Texte source:
######
Le Festival de Locarno remet un Léopard d’honneur au réalisateur allemand, connu pour une œuvre remettant en question les rapports entre fiction et réalité.
Des Indiens machiguengas, aux ordres d’un aventurier et entrepreneur possédé rêvant de construire un opéra au cœur de l’Amazonie, hissent au-dessus d’une colline un bateau de plus de trente tonnes. Extraite de Fitzcarraldo (1982), la séquence est forte, fameuse, emblématique du cinéma de Werner Herzog. Et de sa démarche. Réalisée sans trucage, elle a failli couler ce projet totalement fou que plus personne, aujourd’hui, n’accepterait de financer.
Mais Herzog n’y aurait renoncé pour rien au monde, malgré un tournage dans une forêt tropicale hostile, à 1400 kilomètres du village le plus proche, et sous des pluies dantesques. Sur ce tournage, comme sur beaucoup d’autres, le Bavarois s’est mis physiquement en danger, tout en faisant courir de vrais risques à son équipe dans le but de capter des images de fiction sublimées par une approche documentaire.
Premières mondiales. Fiction contre réel, vrai et faux, la distinction n’existe pas dans le cinéma de Herzog. Lorsque dans ses documentaires il écrit des dialogues qu’il soumet aux personnes filmées (par exemple dans Au pays du silence et de l’obscurité, 1971), ou qu’il engage des ivrognes pour jouer le rôle de pèlerins à la recherche d’une cité engloutie (Les cloches des profondeurs, 1993), c’est pour obtenir un degré de vérité plus intense, dit-il. De même, lorsqu’il intègre dans le montage final d’Aguirre, la colère de Dieu (1972) des incidents survenus sur le plateau, comme la chute d’une cage ou d’un canon du haut d’une falaise, c’est pour souligner qu’il est impossible de totalement maîtriser une fiction.
Le Festival du film de Locarno projette jusqu’au 17 août quatorze films tournés par Herzog entre 1970 et 2013. Des fictions comme des documentaires, des productions allemandes aussi bien qu’américaines, tel le thriller Dans l’œil d’un tueur (2009) avec Willem Dafoe, inédit dans les salles romandes, à l’image de la plupart de ses réalisations depuis plus de vingt ans. L’occasion de découvrir sur grand écran des longs métrages méconnus (Les nains aussi ont commencé petits, 1970, Le pays où rêvent les fourmis vertes, 1984); de revoir trois des cinq films dans lesquels il a dirigé Klaus Kinski (Fitzcarraldo; Aguirre; Nosferatu, fantôme de la nuit, 1979), acteur aussi fou que les personnages qu’il a interprétés; et enfin d’assister aux premières mondiales des quatre derniers épisodes de la série On Death Row, sur des prisonniers américains en attente de leur exécution.
######
Lignes fournies:
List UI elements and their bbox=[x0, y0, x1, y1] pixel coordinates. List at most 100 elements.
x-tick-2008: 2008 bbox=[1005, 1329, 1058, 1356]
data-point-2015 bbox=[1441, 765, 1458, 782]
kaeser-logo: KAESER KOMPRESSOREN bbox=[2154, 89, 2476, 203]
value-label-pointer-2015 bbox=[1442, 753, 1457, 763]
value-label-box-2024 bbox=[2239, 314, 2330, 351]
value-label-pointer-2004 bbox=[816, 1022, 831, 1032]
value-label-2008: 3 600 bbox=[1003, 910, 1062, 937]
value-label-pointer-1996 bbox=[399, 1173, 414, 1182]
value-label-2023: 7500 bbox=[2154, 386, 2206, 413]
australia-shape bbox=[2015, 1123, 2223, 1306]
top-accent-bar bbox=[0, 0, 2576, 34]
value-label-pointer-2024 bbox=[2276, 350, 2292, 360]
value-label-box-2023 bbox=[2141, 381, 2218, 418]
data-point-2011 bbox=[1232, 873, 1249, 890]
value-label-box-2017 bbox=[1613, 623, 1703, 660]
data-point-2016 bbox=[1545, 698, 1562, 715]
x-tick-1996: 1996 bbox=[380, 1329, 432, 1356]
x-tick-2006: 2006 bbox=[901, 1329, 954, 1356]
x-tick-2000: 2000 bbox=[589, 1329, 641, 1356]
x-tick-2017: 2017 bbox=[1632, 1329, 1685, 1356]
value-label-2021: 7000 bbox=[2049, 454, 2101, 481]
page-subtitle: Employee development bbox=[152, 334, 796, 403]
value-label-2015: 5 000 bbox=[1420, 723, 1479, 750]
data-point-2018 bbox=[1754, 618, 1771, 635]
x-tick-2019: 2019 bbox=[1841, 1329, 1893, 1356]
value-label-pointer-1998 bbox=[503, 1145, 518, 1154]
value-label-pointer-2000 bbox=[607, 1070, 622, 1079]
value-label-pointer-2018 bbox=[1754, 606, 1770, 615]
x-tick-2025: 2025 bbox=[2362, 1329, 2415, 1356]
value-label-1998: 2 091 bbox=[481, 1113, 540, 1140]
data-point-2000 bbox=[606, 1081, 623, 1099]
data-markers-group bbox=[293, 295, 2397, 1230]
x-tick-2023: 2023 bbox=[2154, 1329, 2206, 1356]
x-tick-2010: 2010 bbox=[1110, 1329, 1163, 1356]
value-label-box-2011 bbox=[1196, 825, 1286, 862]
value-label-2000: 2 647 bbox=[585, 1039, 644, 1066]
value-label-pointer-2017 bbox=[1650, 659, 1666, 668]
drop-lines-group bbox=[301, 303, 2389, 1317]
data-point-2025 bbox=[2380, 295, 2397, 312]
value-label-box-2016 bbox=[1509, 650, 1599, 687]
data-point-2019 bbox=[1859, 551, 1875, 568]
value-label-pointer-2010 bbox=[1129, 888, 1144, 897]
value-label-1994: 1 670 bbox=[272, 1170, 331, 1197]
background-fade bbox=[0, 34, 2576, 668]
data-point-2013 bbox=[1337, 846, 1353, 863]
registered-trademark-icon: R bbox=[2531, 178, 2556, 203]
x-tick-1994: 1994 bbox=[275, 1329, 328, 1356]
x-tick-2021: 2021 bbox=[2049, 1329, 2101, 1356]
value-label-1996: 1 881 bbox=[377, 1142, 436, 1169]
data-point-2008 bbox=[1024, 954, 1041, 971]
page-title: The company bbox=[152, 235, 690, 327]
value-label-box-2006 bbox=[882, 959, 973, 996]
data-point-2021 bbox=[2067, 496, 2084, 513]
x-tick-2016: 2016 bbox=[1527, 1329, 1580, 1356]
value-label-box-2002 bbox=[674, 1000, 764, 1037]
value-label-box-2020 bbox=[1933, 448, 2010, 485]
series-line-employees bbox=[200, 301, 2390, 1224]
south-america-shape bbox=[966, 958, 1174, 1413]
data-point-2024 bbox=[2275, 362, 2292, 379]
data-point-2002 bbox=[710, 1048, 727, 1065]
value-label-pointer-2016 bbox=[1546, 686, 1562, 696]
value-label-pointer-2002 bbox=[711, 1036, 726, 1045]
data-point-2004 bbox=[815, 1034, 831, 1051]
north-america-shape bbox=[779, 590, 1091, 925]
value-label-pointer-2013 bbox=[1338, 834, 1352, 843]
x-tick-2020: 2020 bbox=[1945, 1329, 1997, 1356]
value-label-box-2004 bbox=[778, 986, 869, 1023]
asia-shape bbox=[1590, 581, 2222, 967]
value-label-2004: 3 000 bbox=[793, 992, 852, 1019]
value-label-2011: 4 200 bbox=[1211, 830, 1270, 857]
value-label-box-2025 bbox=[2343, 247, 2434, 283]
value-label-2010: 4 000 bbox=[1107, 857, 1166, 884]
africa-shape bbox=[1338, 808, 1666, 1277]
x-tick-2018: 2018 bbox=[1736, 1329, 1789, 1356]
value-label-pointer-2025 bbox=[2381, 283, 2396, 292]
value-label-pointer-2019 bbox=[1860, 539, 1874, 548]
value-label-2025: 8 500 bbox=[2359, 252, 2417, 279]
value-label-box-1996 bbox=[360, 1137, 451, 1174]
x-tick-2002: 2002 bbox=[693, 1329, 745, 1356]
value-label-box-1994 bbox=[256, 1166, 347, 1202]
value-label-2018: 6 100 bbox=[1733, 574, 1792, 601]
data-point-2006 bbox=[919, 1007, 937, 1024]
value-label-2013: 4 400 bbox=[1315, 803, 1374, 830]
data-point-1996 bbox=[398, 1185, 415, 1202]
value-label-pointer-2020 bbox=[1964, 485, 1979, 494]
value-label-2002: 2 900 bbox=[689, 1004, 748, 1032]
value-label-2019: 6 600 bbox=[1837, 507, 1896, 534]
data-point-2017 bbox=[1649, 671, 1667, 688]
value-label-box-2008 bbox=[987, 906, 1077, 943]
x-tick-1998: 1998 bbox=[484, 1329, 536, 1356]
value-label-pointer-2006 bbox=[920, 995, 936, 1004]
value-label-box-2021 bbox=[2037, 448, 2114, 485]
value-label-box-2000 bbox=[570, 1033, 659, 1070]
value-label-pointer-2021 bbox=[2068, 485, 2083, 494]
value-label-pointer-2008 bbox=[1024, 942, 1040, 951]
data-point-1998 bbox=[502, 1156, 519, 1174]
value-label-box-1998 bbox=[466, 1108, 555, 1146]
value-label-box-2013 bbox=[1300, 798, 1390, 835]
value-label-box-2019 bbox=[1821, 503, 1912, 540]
######
Problème à traiter:
Recopiez mot pour mot le passage de l'article sur Werner Herzog, de "Le Festival du" à "de leur exécution.". Les lignes constituent un matériau distinct de l'article.

Réponse au problème:
Le Festival du film de Locarno projette jusqu’au 17 août quatorze films tournés par Herzog entre 1970 et 2013. Des fictions comme des documentaires, des productions allemandes aussi bien qu’américaines, tel le thriller Dans l’œil d’un tueur (2009) avec Willem Dafoe, inédit dans les salles romandes, à l’image de la plupart de ses réalisations depuis plus de vingt ans. L’occasion de découvrir sur grand écran des longs métrages méconnus (Les nains aussi ont commencé petits, 1970, Le pays où rêvent les fourmis vertes, 1984); de revoir trois des cinq films dans lesquels il a dirigé Klaus Kinski (Fitzcarraldo; Aguirre; Nosferatu, fantôme de la nuit, 1979), acteur aussi fou que les personnages qu’il a interprétés; et enfin d’assister aux premières mondiales des quatre derniers épisodes de la série On Death Row, sur des prisonniers américains en attente de leur exécution.